### Task material

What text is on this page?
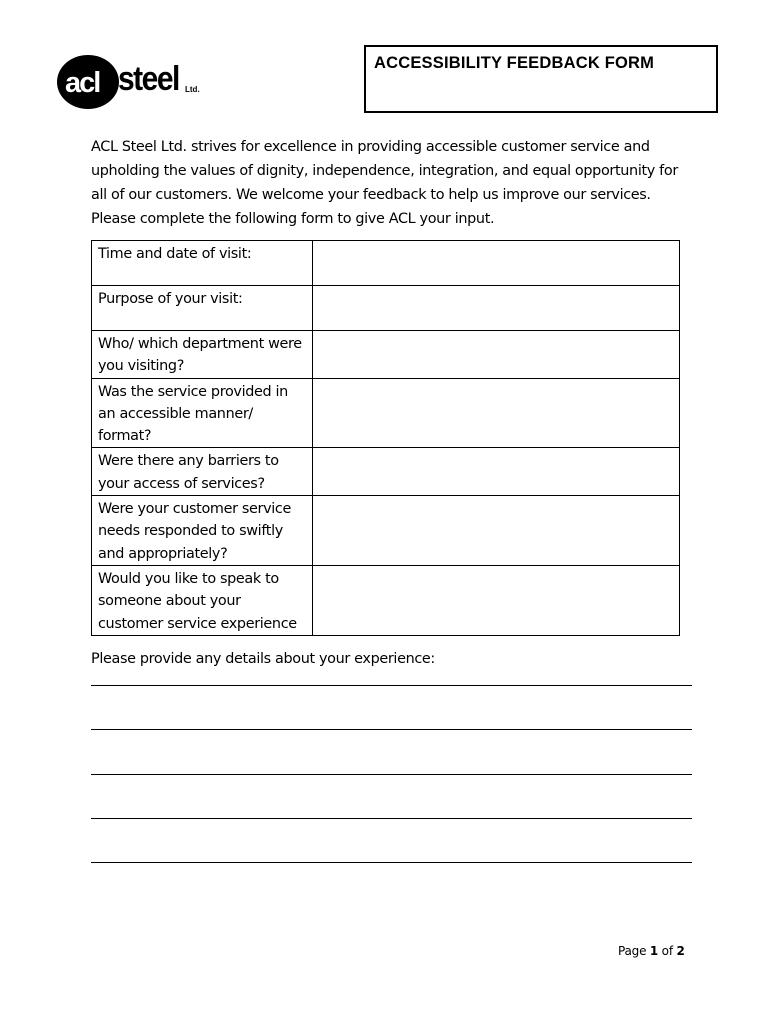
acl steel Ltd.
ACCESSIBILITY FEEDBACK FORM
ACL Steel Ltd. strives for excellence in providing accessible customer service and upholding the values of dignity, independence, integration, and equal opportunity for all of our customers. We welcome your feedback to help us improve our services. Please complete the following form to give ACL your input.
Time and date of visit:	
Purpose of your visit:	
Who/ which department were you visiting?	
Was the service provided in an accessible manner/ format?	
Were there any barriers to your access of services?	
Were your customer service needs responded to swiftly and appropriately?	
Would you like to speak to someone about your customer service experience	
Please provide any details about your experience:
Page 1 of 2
---
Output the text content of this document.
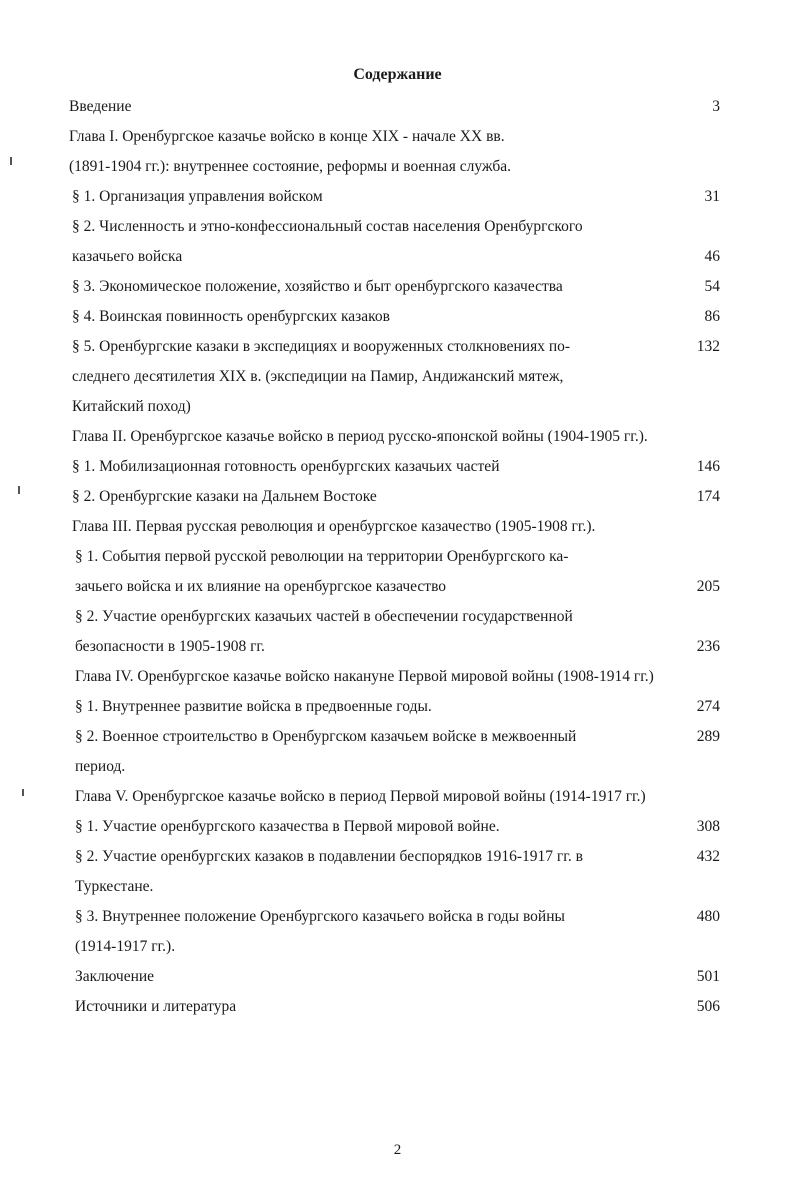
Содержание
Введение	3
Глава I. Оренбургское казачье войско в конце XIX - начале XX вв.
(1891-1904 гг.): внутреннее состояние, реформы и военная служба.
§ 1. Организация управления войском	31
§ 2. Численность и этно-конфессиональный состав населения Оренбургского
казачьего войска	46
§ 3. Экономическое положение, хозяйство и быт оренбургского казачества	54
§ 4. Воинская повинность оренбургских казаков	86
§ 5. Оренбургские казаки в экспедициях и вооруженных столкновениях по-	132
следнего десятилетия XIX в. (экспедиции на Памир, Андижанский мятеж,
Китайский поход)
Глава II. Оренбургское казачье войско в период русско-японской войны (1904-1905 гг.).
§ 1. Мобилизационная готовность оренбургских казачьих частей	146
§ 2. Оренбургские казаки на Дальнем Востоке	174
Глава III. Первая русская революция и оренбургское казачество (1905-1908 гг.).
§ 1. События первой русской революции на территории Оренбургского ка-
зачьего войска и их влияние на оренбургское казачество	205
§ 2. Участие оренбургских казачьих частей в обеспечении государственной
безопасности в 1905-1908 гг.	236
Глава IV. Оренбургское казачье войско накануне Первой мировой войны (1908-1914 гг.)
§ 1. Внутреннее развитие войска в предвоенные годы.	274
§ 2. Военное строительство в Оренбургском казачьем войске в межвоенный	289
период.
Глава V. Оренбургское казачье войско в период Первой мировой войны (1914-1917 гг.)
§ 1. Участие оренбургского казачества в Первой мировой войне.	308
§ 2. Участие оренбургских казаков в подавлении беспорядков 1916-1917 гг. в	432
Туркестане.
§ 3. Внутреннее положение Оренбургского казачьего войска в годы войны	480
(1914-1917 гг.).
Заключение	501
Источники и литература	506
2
* * *
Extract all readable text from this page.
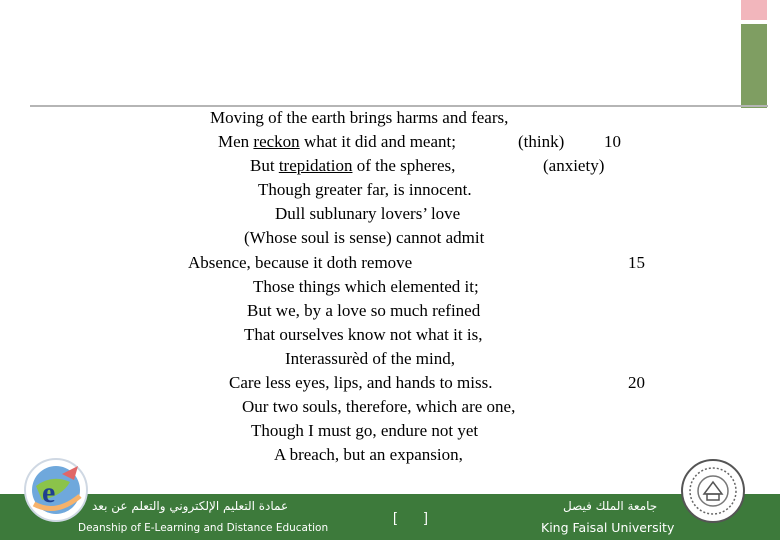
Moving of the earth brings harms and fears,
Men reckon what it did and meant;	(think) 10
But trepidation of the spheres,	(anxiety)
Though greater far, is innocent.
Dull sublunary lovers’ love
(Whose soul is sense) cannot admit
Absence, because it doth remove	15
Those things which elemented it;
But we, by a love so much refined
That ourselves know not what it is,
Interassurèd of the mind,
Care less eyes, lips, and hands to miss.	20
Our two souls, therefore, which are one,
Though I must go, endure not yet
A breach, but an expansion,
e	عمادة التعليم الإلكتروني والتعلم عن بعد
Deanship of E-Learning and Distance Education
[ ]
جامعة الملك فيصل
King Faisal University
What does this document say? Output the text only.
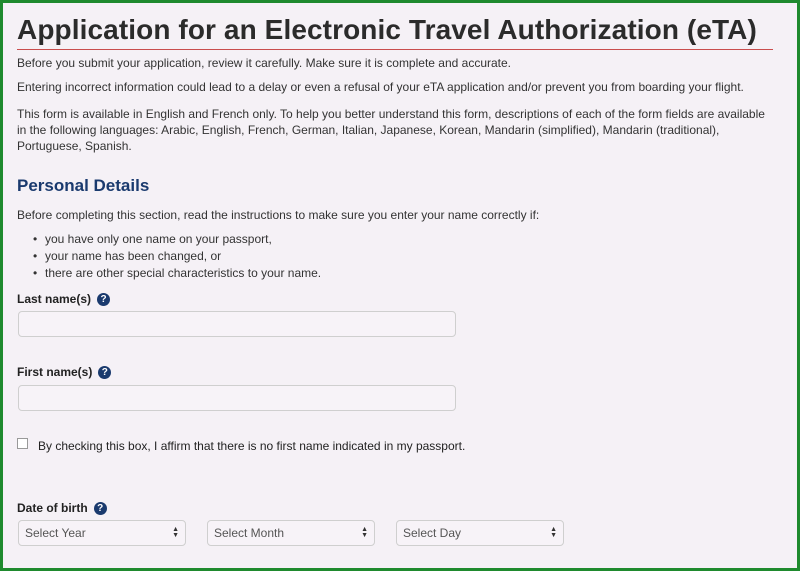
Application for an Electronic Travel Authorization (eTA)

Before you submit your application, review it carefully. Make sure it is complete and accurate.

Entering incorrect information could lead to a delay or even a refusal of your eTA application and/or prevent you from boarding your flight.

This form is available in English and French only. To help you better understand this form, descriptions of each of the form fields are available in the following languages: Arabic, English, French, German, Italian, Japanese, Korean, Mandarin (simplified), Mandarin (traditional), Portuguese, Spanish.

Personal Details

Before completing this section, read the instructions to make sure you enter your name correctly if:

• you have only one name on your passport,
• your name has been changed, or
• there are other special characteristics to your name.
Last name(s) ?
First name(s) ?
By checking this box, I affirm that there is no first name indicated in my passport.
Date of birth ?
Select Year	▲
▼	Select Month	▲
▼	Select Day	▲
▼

### Stated exercise
In the material above, find the lines that contain "казаков" and show them.

### Correct answer
§ 4. Воинская повинность оренбургских казаков	86
§ 2. Участие оренбургских казаков в подавлении беспорядков 1916-1917 гг. в	432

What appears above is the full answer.